— Written exercise —
All entries should be output exactly as they stand.

— Input records —
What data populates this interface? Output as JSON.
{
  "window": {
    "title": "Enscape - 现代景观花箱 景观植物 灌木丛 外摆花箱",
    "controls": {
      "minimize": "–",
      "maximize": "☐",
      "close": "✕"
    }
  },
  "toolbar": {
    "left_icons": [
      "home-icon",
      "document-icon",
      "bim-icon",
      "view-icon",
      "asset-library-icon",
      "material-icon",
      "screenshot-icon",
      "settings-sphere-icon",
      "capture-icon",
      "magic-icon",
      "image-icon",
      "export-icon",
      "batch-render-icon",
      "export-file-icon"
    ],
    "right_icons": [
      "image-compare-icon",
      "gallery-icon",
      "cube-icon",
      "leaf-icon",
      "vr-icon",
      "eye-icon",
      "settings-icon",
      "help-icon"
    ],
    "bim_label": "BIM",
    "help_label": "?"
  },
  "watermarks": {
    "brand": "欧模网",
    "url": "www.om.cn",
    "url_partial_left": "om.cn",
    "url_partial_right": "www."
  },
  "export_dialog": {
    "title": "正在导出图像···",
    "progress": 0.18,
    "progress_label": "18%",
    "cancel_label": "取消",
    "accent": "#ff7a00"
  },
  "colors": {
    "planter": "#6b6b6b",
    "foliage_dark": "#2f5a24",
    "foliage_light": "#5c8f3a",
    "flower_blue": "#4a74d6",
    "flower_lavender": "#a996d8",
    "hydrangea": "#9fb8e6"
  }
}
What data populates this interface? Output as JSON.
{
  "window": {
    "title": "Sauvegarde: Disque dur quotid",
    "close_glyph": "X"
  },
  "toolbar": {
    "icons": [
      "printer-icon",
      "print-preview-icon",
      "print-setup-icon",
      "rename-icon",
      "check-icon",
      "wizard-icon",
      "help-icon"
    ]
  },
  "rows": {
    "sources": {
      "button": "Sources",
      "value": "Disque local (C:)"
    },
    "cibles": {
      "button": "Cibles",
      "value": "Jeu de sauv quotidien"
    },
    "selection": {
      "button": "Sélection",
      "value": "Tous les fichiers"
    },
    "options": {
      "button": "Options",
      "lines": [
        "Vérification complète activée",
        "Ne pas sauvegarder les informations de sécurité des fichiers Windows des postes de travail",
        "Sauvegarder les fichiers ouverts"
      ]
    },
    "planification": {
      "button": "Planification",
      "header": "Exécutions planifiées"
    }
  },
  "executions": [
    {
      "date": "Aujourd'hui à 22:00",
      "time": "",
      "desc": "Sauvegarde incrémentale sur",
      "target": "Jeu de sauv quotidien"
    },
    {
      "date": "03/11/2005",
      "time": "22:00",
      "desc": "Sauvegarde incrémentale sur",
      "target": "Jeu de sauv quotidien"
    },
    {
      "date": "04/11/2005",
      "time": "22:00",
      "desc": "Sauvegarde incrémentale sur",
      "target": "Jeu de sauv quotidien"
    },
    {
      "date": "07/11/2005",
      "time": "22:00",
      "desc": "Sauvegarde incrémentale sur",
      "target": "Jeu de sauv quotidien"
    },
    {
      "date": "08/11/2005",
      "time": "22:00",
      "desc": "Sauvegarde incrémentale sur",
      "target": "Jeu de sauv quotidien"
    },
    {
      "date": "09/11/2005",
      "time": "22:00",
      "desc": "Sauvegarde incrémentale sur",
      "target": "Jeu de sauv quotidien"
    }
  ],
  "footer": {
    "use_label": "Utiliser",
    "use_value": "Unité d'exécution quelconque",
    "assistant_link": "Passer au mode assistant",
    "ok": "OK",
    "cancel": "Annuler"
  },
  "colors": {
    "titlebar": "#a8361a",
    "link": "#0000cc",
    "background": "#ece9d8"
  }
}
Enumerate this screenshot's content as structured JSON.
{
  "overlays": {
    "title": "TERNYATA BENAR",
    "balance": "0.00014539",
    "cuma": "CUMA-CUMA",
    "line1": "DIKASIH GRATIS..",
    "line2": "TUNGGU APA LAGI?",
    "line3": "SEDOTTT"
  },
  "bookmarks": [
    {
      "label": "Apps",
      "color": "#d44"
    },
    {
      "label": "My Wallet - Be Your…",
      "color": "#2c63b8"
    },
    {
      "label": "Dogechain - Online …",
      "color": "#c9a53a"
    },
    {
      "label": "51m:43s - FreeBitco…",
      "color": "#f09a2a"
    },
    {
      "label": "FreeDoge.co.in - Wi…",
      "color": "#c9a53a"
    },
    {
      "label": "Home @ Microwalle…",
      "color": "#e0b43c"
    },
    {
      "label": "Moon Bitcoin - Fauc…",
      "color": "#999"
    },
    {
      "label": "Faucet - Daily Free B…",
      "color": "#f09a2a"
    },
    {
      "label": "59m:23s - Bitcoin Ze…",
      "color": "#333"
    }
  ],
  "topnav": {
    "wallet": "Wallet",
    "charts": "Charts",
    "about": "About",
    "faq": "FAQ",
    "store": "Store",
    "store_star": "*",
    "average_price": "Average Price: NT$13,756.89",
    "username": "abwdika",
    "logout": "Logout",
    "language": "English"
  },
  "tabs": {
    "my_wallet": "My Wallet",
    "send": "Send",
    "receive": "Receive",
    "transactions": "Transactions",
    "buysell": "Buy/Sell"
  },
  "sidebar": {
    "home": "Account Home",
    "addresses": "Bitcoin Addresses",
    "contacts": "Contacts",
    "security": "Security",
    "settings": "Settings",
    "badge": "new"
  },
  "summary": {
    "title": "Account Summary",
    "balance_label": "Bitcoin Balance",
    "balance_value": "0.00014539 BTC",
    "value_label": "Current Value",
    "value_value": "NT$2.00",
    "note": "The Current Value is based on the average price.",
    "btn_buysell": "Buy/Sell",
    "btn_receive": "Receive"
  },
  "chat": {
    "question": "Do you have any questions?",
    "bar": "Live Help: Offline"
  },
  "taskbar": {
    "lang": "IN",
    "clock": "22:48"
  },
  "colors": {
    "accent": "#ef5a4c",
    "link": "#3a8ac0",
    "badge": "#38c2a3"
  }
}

— Solution —
What data populates this interface? Output as JSON.
{
  "window": {
    "title": "Enscape - 现代景观花箱 景观植物 灌木丛 外摆花箱",
    "controls": {
      "minimize": "–",
      "maximize": "☐",
      "close": "✕"
    }
  },
  "toolbar": {
    "left_icons": [
      "home-icon",
      "document-icon",
      "bim-icon",
      "view-icon",
      "asset-library-icon",
      "material-icon",
      "screenshot-icon",
      "settings-sphere-icon",
      "capture-icon",
      "magic-icon",
      "image-icon",
      "export-icon",
      "batch-render-icon",
      "export-file-icon"
    ],
    "right_icons": [
      "image-compare-icon",
      "gallery-icon",
      "cube-icon",
      "leaf-icon",
      "vr-icon",
      "eye-icon",
      "settings-icon",
      "help-icon"
    ],
    "bim_label": "BIM",
    "help_label": "?"
  },
  "watermarks": {
    "brand": "欧模网",
    "url": "www.om.cn",
    "url_partial_left": "om.cn",
    "url_partial_right": "www."
  },
  "export_dialog": {
    "title": "正在导出图像···",
    "progress": 0.18,
    "progress_label": "18%",
    "cancel_label": "取消",
    "accent": "#ff7a00"
  },
  "colors": {
    "planter": "#6b6b6b",
    "foliage_dark": "#2f5a24",
    "foliage_light": "#5c8f3a",
    "flower_blue": "#4a74d6",
    "flower_lavender": "#a996d8",
    "hydrangea": "#9fb8e6"
  }
}
What data populates this interface? Output as JSON.
{
  "window": {
    "title": "Sauvegarde: Disque dur quotid",
    "close_glyph": "X"
  },
  "toolbar": {
    "icons": [
      "printer-icon",
      "print-preview-icon",
      "print-setup-icon",
      "rename-icon",
      "check-icon",
      "wizard-icon",
      "help-icon"
    ]
  },
  "rows": {
    "sources": {
      "button": "Sources",
      "value": "Disque local (C:)"
    },
    "cibles": {
      "button": "Cibles",
      "value": "Jeu de sauv quotidien"
    },
    "selection": {
      "button": "Sélection",
      "value": "Tous les fichiers"
    },
    "options": {
      "button": "Options",
      "lines": [
        "Vérification complète activée",
        "Ne pas sauvegarder les informations de sécurité des fichiers Windows des postes de travail",
        "Sauvegarder les fichiers ouverts"
      ]
    },
    "planification": {
      "button": "Planification",
      "header": "Exécutions planifiées"
    }
  },
  "executions": [
    {
      "date": "Aujourd'hui à 22:00",
      "time": "",
      "desc": "Sauvegarde incrémentale sur",
      "target": "Jeu de sauv quotidien"
    },
    {
      "date": "03/11/2005",
      "time": "22:00",
      "desc": "Sauvegarde incrémentale sur",
      "target": "Jeu de sauv quotidien"
    },
    {
      "date": "04/11/2005",
      "time": "22:00",
      "desc": "Sauvegarde incrémentale sur",
      "target": "Jeu de sauv quotidien"
    },
    {
      "date": "07/11/2005",
      "time": "22:00",
      "desc": "Sauvegarde incrémentale sur",
      "target": "Jeu de sauv quotidien"
    },
    {
      "date": "08/11/2005",
      "time": "22:00",
      "desc": "Sauvegarde incrémentale sur",
      "target": "Jeu de sauv quotidien"
    },
    {
      "date": "09/11/2005",
      "time": "22:00",
      "desc": "Sauvegarde incrémentale sur",
      "target": "Jeu de sauv quotidien"
    }
  ],
  "footer": {
    "use_label": "Utiliser",
    "use_value": "Unité d'exécution quelconque",
    "assistant_link": "Passer au mode assistant",
    "ok": "OK",
    "cancel": "Annuler"
  },
  "colors": {
    "titlebar": "#a8361a",
    "link": "#0000cc",
    "background": "#ece9d8"
  }
}
Enumerate this screenshot's content as structured JSON.
{
  "overlays": {
    "title": "TERNYATA BENAR",
    "balance": "0.00014539",
    "cuma": "CUMA-CUMA",
    "line1": "DIKASIH GRATIS..",
    "line2": "TUNGGU APA LAGI?",
    "line3": "SEDOTTT"
  },
  "bookmarks": [
    {
      "label": "Apps",
      "color": "#d44"
    },
    {
      "label": "My Wallet - Be Your…",
      "color": "#2c63b8"
    },
    {
      "label": "Dogechain - Online …",
      "color": "#c9a53a"
    },
    {
      "label": "51m:43s - FreeBitco…",
      "color": "#f09a2a"
    },
    {
      "label": "FreeDoge.co.in - Wi…",
      "color": "#c9a53a"
    },
    {
      "label": "Home @ Microwalle…",
      "color": "#e0b43c"
    },
    {
      "label": "Moon Bitcoin - Fauc…",
      "color": "#999"
    },
    {
      "label": "Faucet - Daily Free B…",
      "color": "#f09a2a"
    },
    {
      "label": "59m:23s - Bitcoin Ze…",
      "color": "#333"
    }
  ],
  "topnav": {
    "wallet": "Wallet",
    "charts": "Charts",
    "about": "About",
    "faq": "FAQ",
    "store": "Store",
    "store_star": "*",
    "average_price": "Average Price: NT$13,756.89",
    "username": "abwdika",
    "logout": "Logout",
    "language": "English"
  },
  "tabs": {
    "my_wallet": "My Wallet",
    "send": "Send",
    "receive": "Receive",
    "transactions": "Transactions",
    "buysell": "Buy/Sell"
  },
  "sidebar": {
    "home": "Account Home",
    "addresses": "Bitcoin Addresses",
    "contacts": "Contacts",
    "security": "Security",
    "settings": "Settings",
    "badge": "new"
  },
  "summary": {
    "title": "Account Summary",
    "balance_label": "Bitcoin Balance",
    "balance_value": "0.00014539 BTC",
    "value_label": "Current Value",
    "value_value": "NT$2.00",
    "note": "The Current Value is based on the average price.",
    "btn_buysell": "Buy/Sell",
    "btn_receive": "Receive"
  },
  "chat": {
    "question": "Do you have any questions?",
    "bar": "Live Help: Offline"
  },
  "taskbar": {
    "lang": "IN",
    "clock": "22:48"
  },
  "colors": {
    "accent": "#ef5a4c",
    "link": "#3a8ac0",
    "badge": "#38c2a3"
  }
}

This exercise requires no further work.